(Dataset listings of figures)
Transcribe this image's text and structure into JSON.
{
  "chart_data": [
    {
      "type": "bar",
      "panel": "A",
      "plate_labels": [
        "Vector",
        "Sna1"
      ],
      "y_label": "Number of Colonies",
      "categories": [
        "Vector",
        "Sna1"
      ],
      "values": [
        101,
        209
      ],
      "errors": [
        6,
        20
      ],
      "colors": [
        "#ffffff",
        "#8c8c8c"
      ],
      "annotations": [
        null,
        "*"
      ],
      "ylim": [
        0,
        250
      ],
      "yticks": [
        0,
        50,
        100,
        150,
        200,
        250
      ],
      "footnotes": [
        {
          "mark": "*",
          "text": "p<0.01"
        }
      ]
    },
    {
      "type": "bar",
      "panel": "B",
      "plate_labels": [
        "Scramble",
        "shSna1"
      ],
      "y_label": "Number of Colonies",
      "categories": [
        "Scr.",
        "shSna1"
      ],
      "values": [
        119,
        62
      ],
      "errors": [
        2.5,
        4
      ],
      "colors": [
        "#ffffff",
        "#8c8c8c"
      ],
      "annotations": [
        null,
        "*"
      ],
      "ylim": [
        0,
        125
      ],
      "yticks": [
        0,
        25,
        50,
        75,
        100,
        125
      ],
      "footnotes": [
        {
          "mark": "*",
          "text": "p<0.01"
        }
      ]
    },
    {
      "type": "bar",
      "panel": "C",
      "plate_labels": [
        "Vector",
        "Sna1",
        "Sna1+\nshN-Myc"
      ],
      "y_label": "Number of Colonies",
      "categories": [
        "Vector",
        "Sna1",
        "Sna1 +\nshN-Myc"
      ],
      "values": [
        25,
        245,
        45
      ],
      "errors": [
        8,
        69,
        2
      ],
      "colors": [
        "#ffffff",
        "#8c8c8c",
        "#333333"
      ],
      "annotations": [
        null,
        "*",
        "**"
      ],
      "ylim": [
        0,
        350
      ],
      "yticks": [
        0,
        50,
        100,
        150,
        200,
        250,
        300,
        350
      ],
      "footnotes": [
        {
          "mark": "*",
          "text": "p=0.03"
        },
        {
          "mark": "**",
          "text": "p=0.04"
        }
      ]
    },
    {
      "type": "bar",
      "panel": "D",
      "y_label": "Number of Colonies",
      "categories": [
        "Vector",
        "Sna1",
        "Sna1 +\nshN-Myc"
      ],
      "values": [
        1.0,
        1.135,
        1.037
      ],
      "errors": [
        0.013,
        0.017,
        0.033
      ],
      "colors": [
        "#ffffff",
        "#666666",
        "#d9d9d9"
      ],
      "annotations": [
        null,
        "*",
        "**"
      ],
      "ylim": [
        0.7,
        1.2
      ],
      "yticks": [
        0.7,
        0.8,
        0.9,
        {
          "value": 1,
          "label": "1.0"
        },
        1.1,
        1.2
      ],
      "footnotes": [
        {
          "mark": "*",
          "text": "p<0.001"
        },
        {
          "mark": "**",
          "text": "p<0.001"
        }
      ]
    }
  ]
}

Instructions for the task →
Restate the listing in full, word for word.

The reply →
Transcribe this image's text and structure into JSON.
{
  "chart_data": [
    {
      "type": "bar",
      "panel": "A",
      "plate_labels": [
        "Vector",
        "Sna1"
      ],
      "y_label": "Number of Colonies",
      "categories": [
        "Vector",
        "Sna1"
      ],
      "values": [
        101,
        209
      ],
      "errors": [
        6,
        20
      ],
      "colors": [
        "#ffffff",
        "#8c8c8c"
      ],
      "annotations": [
        null,
        "*"
      ],
      "ylim": [
        0,
        250
      ],
      "yticks": [
        0,
        50,
        100,
        150,
        200,
        250
      ],
      "footnotes": [
        {
          "mark": "*",
          "text": "p<0.01"
        }
      ]
    },
    {
      "type": "bar",
      "panel": "B",
      "plate_labels": [
        "Scramble",
        "shSna1"
      ],
      "y_label": "Number of Colonies",
      "categories": [
        "Scr.",
        "shSna1"
      ],
      "values": [
        119,
        62
      ],
      "errors": [
        2.5,
        4
      ],
      "colors": [
        "#ffffff",
        "#8c8c8c"
      ],
      "annotations": [
        null,
        "*"
      ],
      "ylim": [
        0,
        125
      ],
      "yticks": [
        0,
        25,
        50,
        75,
        100,
        125
      ],
      "footnotes": [
        {
          "mark": "*",
          "text": "p<0.01"
        }
      ]
    },
    {
      "type": "bar",
      "panel": "C",
      "plate_labels": [
        "Vector",
        "Sna1",
        "Sna1+\nshN-Myc"
      ],
      "y_label": "Number of Colonies",
      "categories": [
        "Vector",
        "Sna1",
        "Sna1 +\nshN-Myc"
      ],
      "values": [
        25,
        245,
        45
      ],
      "errors": [
        8,
        69,
        2
      ],
      "colors": [
        "#ffffff",
        "#8c8c8c",
        "#333333"
      ],
      "annotations": [
        null,
        "*",
        "**"
      ],
      "ylim": [
        0,
        350
      ],
      "yticks": [
        0,
        50,
        100,
        150,
        200,
        250,
        300,
        350
      ],
      "footnotes": [
        {
          "mark": "*",
          "text": "p=0.03"
        },
        {
          "mark": "**",
          "text": "p=0.04"
        }
      ]
    },
    {
      "type": "bar",
      "panel": "D",
      "y_label": "Number of Colonies",
      "categories": [
        "Vector",
        "Sna1",
        "Sna1 +\nshN-Myc"
      ],
      "values": [
        1.0,
        1.135,
        1.037
      ],
      "errors": [
        0.013,
        0.017,
        0.033
      ],
      "colors": [
        "#ffffff",
        "#666666",
        "#d9d9d9"
      ],
      "annotations": [
        null,
        "*",
        "**"
      ],
      "ylim": [
        0.7,
        1.2
      ],
      "yticks": [
        0.7,
        0.8,
        0.9,
        {
          "value": 1,
          "label": "1.0"
        },
        1.1,
        1.2
      ],
      "footnotes": [
        {
          "mark": "*",
          "text": "p<0.001"
        },
        {
          "mark": "**",
          "text": "p<0.001"
        }
      ]
    }
  ]
}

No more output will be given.